Count the lines in the listing below that contain the string "setting", treating uppercase and lowercase as different, and reply with the number alone.
* * * * * * * * *
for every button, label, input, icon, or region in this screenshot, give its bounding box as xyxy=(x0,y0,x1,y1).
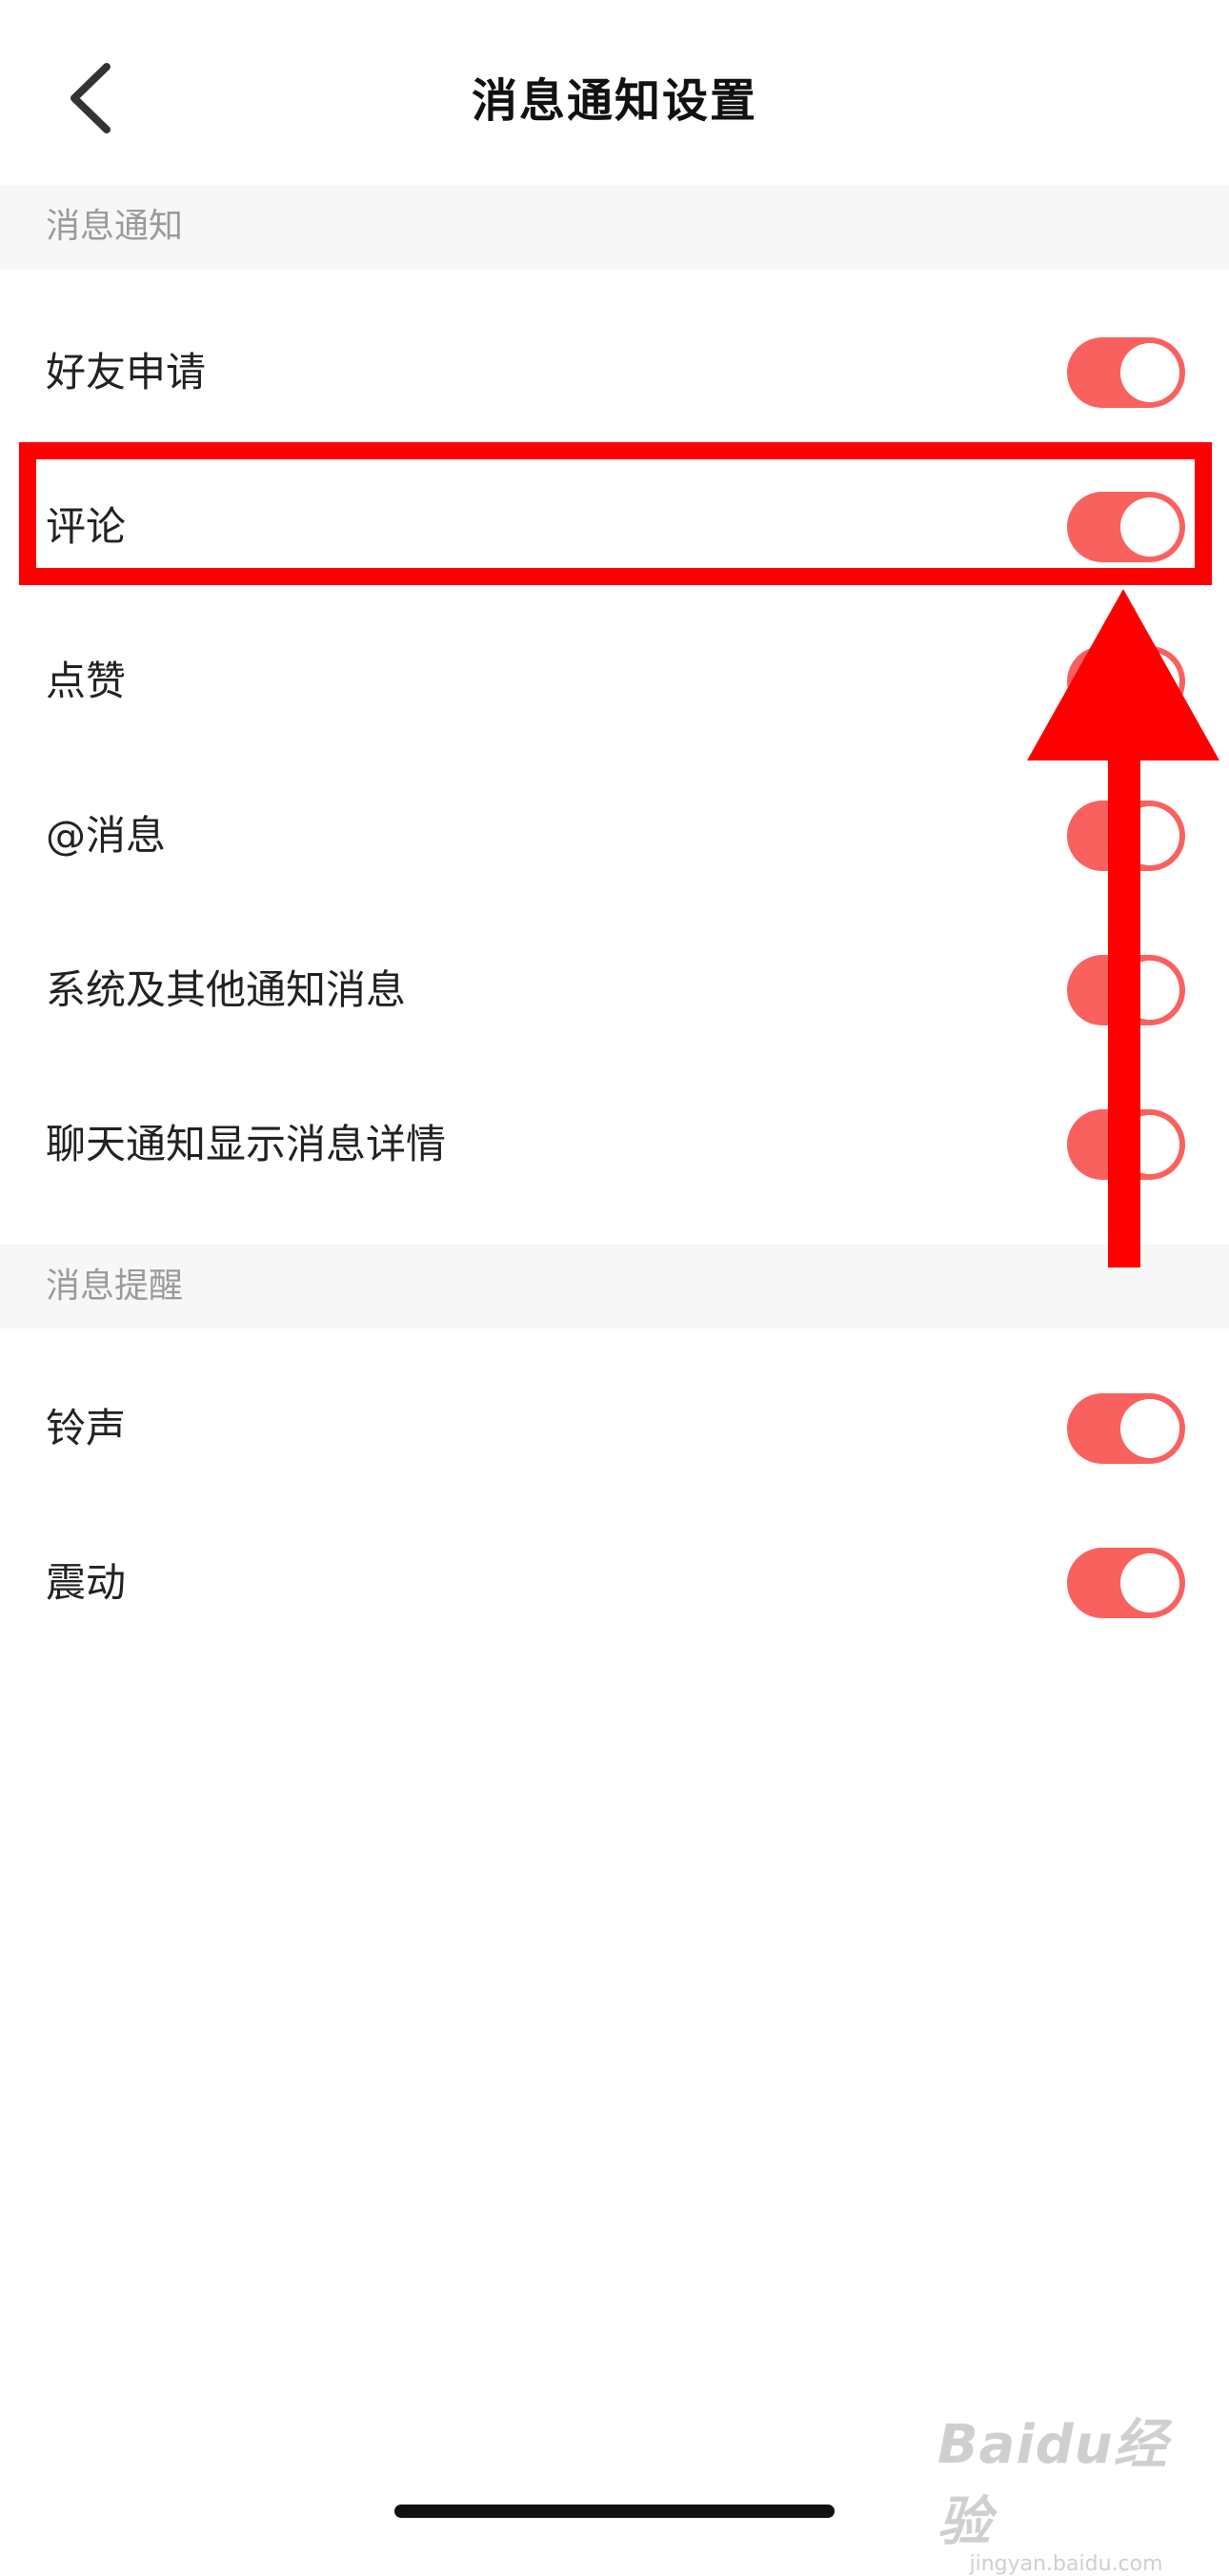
setting-label: 点赞 xyxy=(46,658,127,704)
vibration-toggle[interactable] xyxy=(1067,1548,1185,1618)
setting-label: @消息 xyxy=(46,812,167,859)
setting-label: 铃声 xyxy=(46,1405,127,1451)
watermark-subtext: jingyan.baidu.com xyxy=(969,2552,1163,2576)
toggle-knob xyxy=(1120,343,1179,402)
home-indicator xyxy=(394,2505,835,2518)
setting-row-ringtone: 铃声 xyxy=(0,1351,1229,1506)
watermark-text: Baidu经验 xyxy=(937,2414,1168,2553)
annotation-arrow-up-icon xyxy=(1027,589,1219,1268)
section-header-notifications: 消息通知 xyxy=(0,185,1229,269)
nav-bar: 消息通知设置 xyxy=(0,0,1229,185)
setting-label: 震动 xyxy=(46,1559,127,1606)
annotation-highlight-box xyxy=(19,442,1212,585)
page-title: 消息通知设置 xyxy=(471,74,757,128)
setting-label: 系统及其他通知消息 xyxy=(46,966,407,1013)
setting-label: 聊天通知显示消息详情 xyxy=(46,1121,447,1167)
friend-request-toggle[interactable] xyxy=(1067,337,1185,408)
toggle-knob xyxy=(1120,1399,1179,1458)
setting-label: 好友申请 xyxy=(46,349,207,396)
setting-row-friend-request: 好友申请 xyxy=(0,295,1229,450)
baidu-watermark-logo: Baidu经验 jingyan.baidu.com xyxy=(937,2402,1195,2576)
toggle-knob xyxy=(1120,1553,1179,1613)
ringtone-toggle[interactable] xyxy=(1067,1393,1185,1464)
setting-row-vibration: 震动 xyxy=(0,1506,1229,1660)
* * * * * * * * *
• [Response to the exercise]: 10